----- Text extract

In today's WSJ, there's a review of a new book called Parentonomics: An Economist Dad Looks at Parenting, in the mold of the excellent book Freakonomics: A Rogue Economist Explores the Hidden Side of Everything.

Who is ready to write “Deming-nomics: A Statistician Implores Us to Eliminate Incentives and Substitute Leadership”?

In Parentonomics, there's a story that shouldn't surprise any Deming disciple:

Incentives may work, but they sometimes lead to unexpected consequences, such as the time Mr. Gans implemented a point system to, uh, incentivize one of his children to make it through the night with a dry diaper. The little one — child of an economist, remember — naturally took the diaper off before going to sleep. The bedding was soaked, but the diaper was immaculate.

Classic “gaming the system” behavior. Children are clever… they learn to blame people (it comes naturally to them, actually) and they learn to game the system to get their prize.

----------
----- Data shown

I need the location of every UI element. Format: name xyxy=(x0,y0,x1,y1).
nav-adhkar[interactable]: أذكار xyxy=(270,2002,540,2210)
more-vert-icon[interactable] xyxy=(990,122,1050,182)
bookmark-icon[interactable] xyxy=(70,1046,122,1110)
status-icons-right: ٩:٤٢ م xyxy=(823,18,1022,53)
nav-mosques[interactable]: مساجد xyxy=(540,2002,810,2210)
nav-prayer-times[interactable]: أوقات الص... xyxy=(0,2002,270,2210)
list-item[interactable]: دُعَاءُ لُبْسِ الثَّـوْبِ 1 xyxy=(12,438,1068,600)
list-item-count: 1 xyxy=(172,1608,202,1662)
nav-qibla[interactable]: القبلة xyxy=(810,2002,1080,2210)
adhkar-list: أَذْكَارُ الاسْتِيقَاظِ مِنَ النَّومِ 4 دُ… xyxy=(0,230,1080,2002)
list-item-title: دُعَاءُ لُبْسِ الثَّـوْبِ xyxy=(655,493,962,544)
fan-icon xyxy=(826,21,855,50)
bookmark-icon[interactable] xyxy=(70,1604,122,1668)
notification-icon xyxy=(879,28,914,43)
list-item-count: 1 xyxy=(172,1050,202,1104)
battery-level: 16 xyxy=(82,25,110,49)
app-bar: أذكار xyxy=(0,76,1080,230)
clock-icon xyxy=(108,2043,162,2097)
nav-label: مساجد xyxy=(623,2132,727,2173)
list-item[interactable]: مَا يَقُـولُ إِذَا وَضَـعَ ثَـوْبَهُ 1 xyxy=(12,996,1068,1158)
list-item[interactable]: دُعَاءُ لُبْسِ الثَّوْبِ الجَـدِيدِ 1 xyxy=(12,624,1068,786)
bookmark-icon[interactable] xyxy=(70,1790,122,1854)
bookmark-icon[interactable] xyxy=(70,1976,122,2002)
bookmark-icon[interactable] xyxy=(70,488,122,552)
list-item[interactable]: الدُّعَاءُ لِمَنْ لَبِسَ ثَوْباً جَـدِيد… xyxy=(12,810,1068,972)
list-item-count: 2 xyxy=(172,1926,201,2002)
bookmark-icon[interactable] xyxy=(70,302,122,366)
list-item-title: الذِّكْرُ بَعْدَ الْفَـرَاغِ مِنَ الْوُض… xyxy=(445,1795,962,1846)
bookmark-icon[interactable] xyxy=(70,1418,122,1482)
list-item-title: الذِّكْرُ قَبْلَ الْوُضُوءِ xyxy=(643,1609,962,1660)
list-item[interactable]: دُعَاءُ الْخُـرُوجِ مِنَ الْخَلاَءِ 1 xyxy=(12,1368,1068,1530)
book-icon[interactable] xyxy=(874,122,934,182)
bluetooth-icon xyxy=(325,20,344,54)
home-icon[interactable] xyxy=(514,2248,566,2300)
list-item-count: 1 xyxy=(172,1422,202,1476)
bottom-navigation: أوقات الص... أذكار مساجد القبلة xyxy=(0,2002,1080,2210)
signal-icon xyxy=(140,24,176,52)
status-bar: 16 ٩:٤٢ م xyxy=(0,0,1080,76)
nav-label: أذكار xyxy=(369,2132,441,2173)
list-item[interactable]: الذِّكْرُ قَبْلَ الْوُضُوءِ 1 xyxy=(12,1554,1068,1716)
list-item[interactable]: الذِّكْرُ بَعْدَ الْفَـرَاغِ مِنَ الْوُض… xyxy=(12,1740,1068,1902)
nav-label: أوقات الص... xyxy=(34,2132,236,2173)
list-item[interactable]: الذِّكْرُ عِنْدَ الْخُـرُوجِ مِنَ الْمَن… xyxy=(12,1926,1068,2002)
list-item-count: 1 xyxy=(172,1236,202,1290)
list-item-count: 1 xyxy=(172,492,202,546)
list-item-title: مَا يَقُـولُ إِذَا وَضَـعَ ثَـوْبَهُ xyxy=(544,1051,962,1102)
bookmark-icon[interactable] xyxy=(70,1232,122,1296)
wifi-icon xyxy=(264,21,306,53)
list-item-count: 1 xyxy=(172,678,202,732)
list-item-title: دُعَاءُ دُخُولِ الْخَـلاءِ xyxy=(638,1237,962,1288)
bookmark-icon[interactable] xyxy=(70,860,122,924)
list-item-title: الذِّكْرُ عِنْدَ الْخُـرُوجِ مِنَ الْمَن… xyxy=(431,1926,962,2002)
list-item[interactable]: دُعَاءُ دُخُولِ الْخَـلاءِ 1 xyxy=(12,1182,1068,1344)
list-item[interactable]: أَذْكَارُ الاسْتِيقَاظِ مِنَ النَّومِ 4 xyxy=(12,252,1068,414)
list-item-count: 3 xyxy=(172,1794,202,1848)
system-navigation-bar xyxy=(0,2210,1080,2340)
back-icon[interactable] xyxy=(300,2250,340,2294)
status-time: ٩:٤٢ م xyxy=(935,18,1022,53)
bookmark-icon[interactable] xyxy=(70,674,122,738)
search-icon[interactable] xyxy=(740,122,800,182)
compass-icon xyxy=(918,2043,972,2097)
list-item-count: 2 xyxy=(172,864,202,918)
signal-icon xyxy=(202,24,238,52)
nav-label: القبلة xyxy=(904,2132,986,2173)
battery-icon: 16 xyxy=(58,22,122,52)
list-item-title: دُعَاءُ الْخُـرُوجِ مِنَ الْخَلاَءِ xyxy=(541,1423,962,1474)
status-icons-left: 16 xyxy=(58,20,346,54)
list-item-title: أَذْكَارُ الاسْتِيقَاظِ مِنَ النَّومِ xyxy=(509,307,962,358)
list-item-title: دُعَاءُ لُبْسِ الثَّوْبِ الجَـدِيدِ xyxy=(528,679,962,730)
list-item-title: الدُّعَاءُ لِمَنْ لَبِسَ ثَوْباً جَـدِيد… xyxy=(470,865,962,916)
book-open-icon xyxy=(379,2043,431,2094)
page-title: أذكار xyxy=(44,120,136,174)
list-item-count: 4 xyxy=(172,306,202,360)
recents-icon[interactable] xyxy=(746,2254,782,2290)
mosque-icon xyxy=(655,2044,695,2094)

----------

Reproduce the passage about Parentonomics and incentives word for word, from beginning to end.

In today's WSJ, there's a review of a new book called Parentonomics: An Economist Dad Looks at Parenting, in the mold of the excellent book Freakonomics: A Rogue Economist Explores the Hidden Side of Everything.

Who is ready to write “Deming-nomics: A Statistician Implores Us to Eliminate Incentives and Substitute Leadership”?

In Parentonomics, there's a story that shouldn't surprise any Deming disciple:

Incentives may work, but they sometimes lead to unexpected consequences, such as the time Mr. Gans implemented a point system to, uh, incentivize one of his children to make it through the night with a dry diaper. The little one — child of an economist, remember — naturally took the diaper off before going to sleep. The bedding was soaked, but the diaper was immaculate.

Classic “gaming the system” behavior. Children are clever… they learn to blame people (it comes naturally to them, actually) and they learn to game the system to get their prize.